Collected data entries

-- BEGIN --

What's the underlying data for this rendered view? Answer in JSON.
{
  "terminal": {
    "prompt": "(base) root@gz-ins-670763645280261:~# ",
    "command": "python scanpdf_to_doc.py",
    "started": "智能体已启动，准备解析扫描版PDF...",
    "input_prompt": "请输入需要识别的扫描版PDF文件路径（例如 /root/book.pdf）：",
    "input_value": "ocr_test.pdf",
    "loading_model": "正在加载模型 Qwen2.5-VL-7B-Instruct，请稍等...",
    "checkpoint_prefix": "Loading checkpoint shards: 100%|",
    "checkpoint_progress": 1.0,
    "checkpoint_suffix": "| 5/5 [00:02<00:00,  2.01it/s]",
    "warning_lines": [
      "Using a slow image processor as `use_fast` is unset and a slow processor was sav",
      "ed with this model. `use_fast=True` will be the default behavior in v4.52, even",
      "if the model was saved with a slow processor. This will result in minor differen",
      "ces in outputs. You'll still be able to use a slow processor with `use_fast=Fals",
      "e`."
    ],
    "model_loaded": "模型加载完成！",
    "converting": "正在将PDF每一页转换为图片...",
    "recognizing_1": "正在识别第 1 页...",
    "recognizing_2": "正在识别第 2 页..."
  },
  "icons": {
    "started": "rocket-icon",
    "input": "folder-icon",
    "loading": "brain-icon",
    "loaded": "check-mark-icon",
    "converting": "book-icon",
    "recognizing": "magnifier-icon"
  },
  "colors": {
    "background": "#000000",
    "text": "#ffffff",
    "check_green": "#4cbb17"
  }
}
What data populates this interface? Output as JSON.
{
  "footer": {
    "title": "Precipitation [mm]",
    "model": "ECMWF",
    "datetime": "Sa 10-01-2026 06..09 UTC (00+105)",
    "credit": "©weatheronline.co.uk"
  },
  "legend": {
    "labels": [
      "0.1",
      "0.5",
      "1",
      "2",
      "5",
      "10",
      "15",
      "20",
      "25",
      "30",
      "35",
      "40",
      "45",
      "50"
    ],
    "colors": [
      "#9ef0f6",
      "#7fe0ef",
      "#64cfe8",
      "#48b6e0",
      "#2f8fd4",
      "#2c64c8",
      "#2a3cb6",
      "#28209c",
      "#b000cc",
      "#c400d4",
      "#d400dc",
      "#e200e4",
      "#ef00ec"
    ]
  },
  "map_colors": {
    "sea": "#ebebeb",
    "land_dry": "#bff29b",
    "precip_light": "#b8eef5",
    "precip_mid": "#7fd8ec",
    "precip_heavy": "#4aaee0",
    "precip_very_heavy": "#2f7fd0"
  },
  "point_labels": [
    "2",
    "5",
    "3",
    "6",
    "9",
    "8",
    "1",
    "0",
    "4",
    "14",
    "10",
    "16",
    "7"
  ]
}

-- END --

WHAT THE EXERCISE ASKS:
Transcribe every entry verbatim.

RESPONSE TO THE TASK:
What's the underlying data for this rendered view? Answer in JSON.
{
  "terminal": {
    "prompt": "(base) root@gz-ins-670763645280261:~# ",
    "command": "python scanpdf_to_doc.py",
    "started": "智能体已启动，准备解析扫描版PDF...",
    "input_prompt": "请输入需要识别的扫描版PDF文件路径（例如 /root/book.pdf）：",
    "input_value": "ocr_test.pdf",
    "loading_model": "正在加载模型 Qwen2.5-VL-7B-Instruct，请稍等...",
    "checkpoint_prefix": "Loading checkpoint shards: 100%|",
    "checkpoint_progress": 1.0,
    "checkpoint_suffix": "| 5/5 [00:02<00:00,  2.01it/s]",
    "warning_lines": [
      "Using a slow image processor as `use_fast` is unset and a slow processor was sav",
      "ed with this model. `use_fast=True` will be the default behavior in v4.52, even",
      "if the model was saved with a slow processor. This will result in minor differen",
      "ces in outputs. You'll still be able to use a slow processor with `use_fast=Fals",
      "e`."
    ],
    "model_loaded": "模型加载完成！",
    "converting": "正在将PDF每一页转换为图片...",
    "recognizing_1": "正在识别第 1 页...",
    "recognizing_2": "正在识别第 2 页..."
  },
  "icons": {
    "started": "rocket-icon",
    "input": "folder-icon",
    "loading": "brain-icon",
    "loaded": "check-mark-icon",
    "converting": "book-icon",
    "recognizing": "magnifier-icon"
  },
  "colors": {
    "background": "#000000",
    "text": "#ffffff",
    "check_green": "#4cbb17"
  }
}
What data populates this interface? Output as JSON.
{
  "footer": {
    "title": "Precipitation [mm]",
    "model": "ECMWF",
    "datetime": "Sa 10-01-2026 06..09 UTC (00+105)",
    "credit": "©weatheronline.co.uk"
  },
  "legend": {
    "labels": [
      "0.1",
      "0.5",
      "1",
      "2",
      "5",
      "10",
      "15",
      "20",
      "25",
      "30",
      "35",
      "40",
      "45",
      "50"
    ],
    "colors": [
      "#9ef0f6",
      "#7fe0ef",
      "#64cfe8",
      "#48b6e0",
      "#2f8fd4",
      "#2c64c8",
      "#2a3cb6",
      "#28209c",
      "#b000cc",
      "#c400d4",
      "#d400dc",
      "#e200e4",
      "#ef00ec"
    ]
  },
  "map_colors": {
    "sea": "#ebebeb",
    "land_dry": "#bff29b",
    "precip_light": "#b8eef5",
    "precip_mid": "#7fd8ec",
    "precip_heavy": "#4aaee0",
    "precip_very_heavy": "#2f7fd0"
  },
  "point_labels": [
    "2",
    "5",
    "3",
    "6",
    "9",
    "8",
    "1",
    "0",
    "4",
    "14",
    "10",
    "16",
    "7"
  ]
}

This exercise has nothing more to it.